_What is being asked_: List every line in this data where the string "MACD" occurs.

_Task data_:

————

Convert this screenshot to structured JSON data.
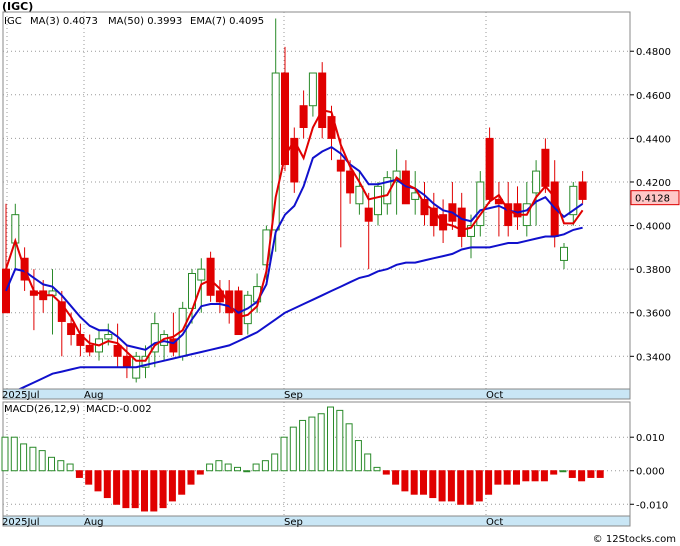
{
  "chart_data": [
    {
      "type": "candlestick",
      "ticker": "(IGC)",
      "ylim": [
        0.325,
        0.498
      ],
      "yticks": [
        "0.3400",
        "0.3600",
        "0.3800",
        "0.4000",
        "0.4200",
        "0.4400",
        "0.4600",
        "0.4800"
      ],
      "x_labels": [
        "2025Jul",
        "Aug",
        "Sep",
        "Oct"
      ],
      "last_price_label": "0.4128",
      "legend": [
        {
          "text": "MA(3)",
          "value": "0.4073",
          "color": "#e00000"
        },
        {
          "text": "MA(50)",
          "value": "0.3993",
          "color": "#1010cc"
        },
        {
          "text": "EMA(7)",
          "value": "0.4095",
          "color": "#1010cc"
        }
      ],
      "candles": [
        [
          0.38,
          0.41,
          0.36,
          0.36
        ],
        [
          0.392,
          0.41,
          0.38,
          0.405
        ],
        [
          0.385,
          0.39,
          0.37,
          0.375
        ],
        [
          0.37,
          0.38,
          0.352,
          0.368
        ],
        [
          0.37,
          0.375,
          0.36,
          0.366
        ],
        [
          0.368,
          0.38,
          0.35,
          0.37
        ],
        [
          0.365,
          0.37,
          0.34,
          0.356
        ],
        [
          0.355,
          0.36,
          0.345,
          0.35
        ],
        [
          0.35,
          0.355,
          0.34,
          0.345
        ],
        [
          0.345,
          0.35,
          0.34,
          0.342
        ],
        [
          0.342,
          0.352,
          0.338,
          0.348
        ],
        [
          0.348,
          0.355,
          0.345,
          0.35
        ],
        [
          0.345,
          0.355,
          0.335,
          0.34
        ],
        [
          0.34,
          0.345,
          0.33,
          0.335
        ],
        [
          0.33,
          0.342,
          0.328,
          0.34
        ],
        [
          0.335,
          0.345,
          0.33,
          0.34
        ],
        [
          0.342,
          0.36,
          0.335,
          0.355
        ],
        [
          0.345,
          0.352,
          0.338,
          0.35
        ],
        [
          0.348,
          0.36,
          0.34,
          0.342
        ],
        [
          0.34,
          0.365,
          0.338,
          0.362
        ],
        [
          0.362,
          0.38,
          0.355,
          0.378
        ],
        [
          0.375,
          0.385,
          0.36,
          0.38
        ],
        [
          0.385,
          0.388,
          0.365,
          0.368
        ],
        [
          0.37,
          0.375,
          0.36,
          0.365
        ],
        [
          0.37,
          0.375,
          0.355,
          0.36
        ],
        [
          0.37,
          0.372,
          0.35,
          0.35
        ],
        [
          0.355,
          0.37,
          0.35,
          0.368
        ],
        [
          0.365,
          0.378,
          0.36,
          0.372
        ],
        [
          0.382,
          0.4,
          0.375,
          0.398
        ],
        [
          0.398,
          0.495,
          0.388,
          0.47
        ],
        [
          0.47,
          0.482,
          0.425,
          0.428
        ],
        [
          0.44,
          0.445,
          0.415,
          0.42
        ],
        [
          0.455,
          0.462,
          0.44,
          0.445
        ],
        [
          0.455,
          0.47,
          0.45,
          0.47
        ],
        [
          0.47,
          0.475,
          0.44,
          0.445
        ],
        [
          0.45,
          0.455,
          0.43,
          0.44
        ],
        [
          0.43,
          0.44,
          0.39,
          0.425
        ],
        [
          0.425,
          0.43,
          0.41,
          0.415
        ],
        [
          0.41,
          0.425,
          0.405,
          0.418
        ],
        [
          0.408,
          0.415,
          0.38,
          0.402
        ],
        [
          0.405,
          0.42,
          0.4,
          0.418
        ],
        [
          0.41,
          0.425,
          0.405,
          0.422
        ],
        [
          0.42,
          0.435,
          0.405,
          0.425
        ],
        [
          0.425,
          0.43,
          0.41,
          0.41
        ],
        [
          0.412,
          0.425,
          0.405,
          0.415
        ],
        [
          0.412,
          0.42,
          0.4,
          0.405
        ],
        [
          0.408,
          0.415,
          0.395,
          0.4
        ],
        [
          0.405,
          0.412,
          0.392,
          0.398
        ],
        [
          0.41,
          0.42,
          0.398,
          0.402
        ],
        [
          0.408,
          0.415,
          0.39,
          0.395
        ],
        [
          0.395,
          0.405,
          0.385,
          0.4
        ],
        [
          0.4,
          0.425,
          0.395,
          0.42
        ],
        [
          0.44,
          0.445,
          0.41,
          0.412
        ],
        [
          0.412,
          0.42,
          0.395,
          0.41
        ],
        [
          0.41,
          0.42,
          0.395,
          0.4
        ],
        [
          0.41,
          0.418,
          0.398,
          0.404
        ],
        [
          0.4,
          0.42,
          0.395,
          0.41
        ],
        [
          0.415,
          0.43,
          0.4,
          0.425
        ],
        [
          0.435,
          0.44,
          0.415,
          0.418
        ],
        [
          0.42,
          0.43,
          0.39,
          0.395
        ],
        [
          0.384,
          0.392,
          0.38,
          0.39
        ],
        [
          0.405,
          0.42,
          0.4,
          0.418
        ],
        [
          0.42,
          0.425,
          0.41,
          0.412
        ]
      ],
      "ma3": [
        0.38,
        0.393,
        0.38,
        0.37,
        0.368,
        0.368,
        0.364,
        0.358,
        0.35,
        0.346,
        0.345,
        0.347,
        0.346,
        0.342,
        0.338,
        0.338,
        0.345,
        0.348,
        0.349,
        0.352,
        0.361,
        0.373,
        0.375,
        0.371,
        0.364,
        0.358,
        0.359,
        0.363,
        0.379,
        0.413,
        0.432,
        0.439,
        0.431,
        0.445,
        0.453,
        0.452,
        0.437,
        0.427,
        0.42,
        0.412,
        0.413,
        0.414,
        0.422,
        0.419,
        0.417,
        0.41,
        0.407,
        0.401,
        0.4,
        0.398,
        0.399,
        0.405,
        0.411,
        0.414,
        0.407,
        0.405,
        0.405,
        0.413,
        0.418,
        0.413,
        0.401,
        0.401,
        0.407
      ],
      "ema7": [
        0.37,
        0.38,
        0.379,
        0.376,
        0.373,
        0.372,
        0.368,
        0.363,
        0.358,
        0.354,
        0.352,
        0.352,
        0.349,
        0.345,
        0.344,
        0.343,
        0.346,
        0.347,
        0.346,
        0.35,
        0.357,
        0.363,
        0.364,
        0.364,
        0.363,
        0.36,
        0.362,
        0.365,
        0.373,
        0.397,
        0.405,
        0.409,
        0.418,
        0.431,
        0.434,
        0.436,
        0.433,
        0.428,
        0.425,
        0.419,
        0.419,
        0.42,
        0.421,
        0.418,
        0.417,
        0.414,
        0.41,
        0.407,
        0.406,
        0.403,
        0.402,
        0.407,
        0.408,
        0.409,
        0.407,
        0.406,
        0.407,
        0.411,
        0.413,
        0.408,
        0.404,
        0.407,
        0.41
      ],
      "ma50": [
        0.322,
        0.324,
        0.326,
        0.328,
        0.33,
        0.332,
        0.333,
        0.334,
        0.335,
        0.335,
        0.335,
        0.335,
        0.335,
        0.335,
        0.335,
        0.336,
        0.337,
        0.338,
        0.339,
        0.34,
        0.341,
        0.342,
        0.343,
        0.344,
        0.345,
        0.347,
        0.349,
        0.351,
        0.354,
        0.357,
        0.36,
        0.362,
        0.364,
        0.366,
        0.368,
        0.37,
        0.372,
        0.374,
        0.376,
        0.377,
        0.379,
        0.38,
        0.382,
        0.383,
        0.383,
        0.384,
        0.385,
        0.386,
        0.387,
        0.389,
        0.39,
        0.39,
        0.39,
        0.391,
        0.392,
        0.392,
        0.393,
        0.394,
        0.395,
        0.395,
        0.396,
        0.398,
        0.399
      ]
    },
    {
      "type": "bar",
      "title": "MACD(26,12,9)",
      "value_label": "MACD:-0.002",
      "ylim": [
        -0.0135,
        0.0205
      ],
      "yticks": [
        "0.010",
        "0.000",
        "-0.010"
      ],
      "x_labels": [
        "2025Jul",
        "Aug",
        "Sep",
        "Oct"
      ],
      "values": [
        0.01,
        0.01,
        0.008,
        0.007,
        0.006,
        0.004,
        0.003,
        0.002,
        -0.002,
        -0.004,
        -0.006,
        -0.008,
        -0.01,
        -0.011,
        -0.011,
        -0.012,
        -0.012,
        -0.011,
        -0.009,
        -0.007,
        -0.004,
        -0.001,
        0.002,
        0.003,
        0.002,
        0.001,
        0.0,
        0.002,
        0.003,
        0.005,
        0.01,
        0.013,
        0.015,
        0.016,
        0.017,
        0.019,
        0.018,
        0.014,
        0.009,
        0.005,
        0.001,
        -0.001,
        -0.004,
        -0.006,
        -0.007,
        -0.007,
        -0.008,
        -0.009,
        -0.009,
        -0.01,
        -0.01,
        -0.009,
        -0.007,
        -0.004,
        -0.004,
        -0.004,
        -0.003,
        -0.003,
        -0.003,
        -0.001,
        0.0,
        -0.002,
        -0.003,
        -0.002,
        -0.002
      ]
    }
  ],
  "colors": {
    "up": "#2a8a2a",
    "down": "#e00000",
    "ema": "#1010cc",
    "ma3": "#e00000",
    "grid": "#999999",
    "axis_band": "#c9e6f5",
    "price_tag": "#ffc7c7"
  },
  "footer": "© 12Stocks.com"
}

————

_Reply to the exercise_:
      "title": "MACD(26,12,9)",
      "value_label": "MACD:-0.002",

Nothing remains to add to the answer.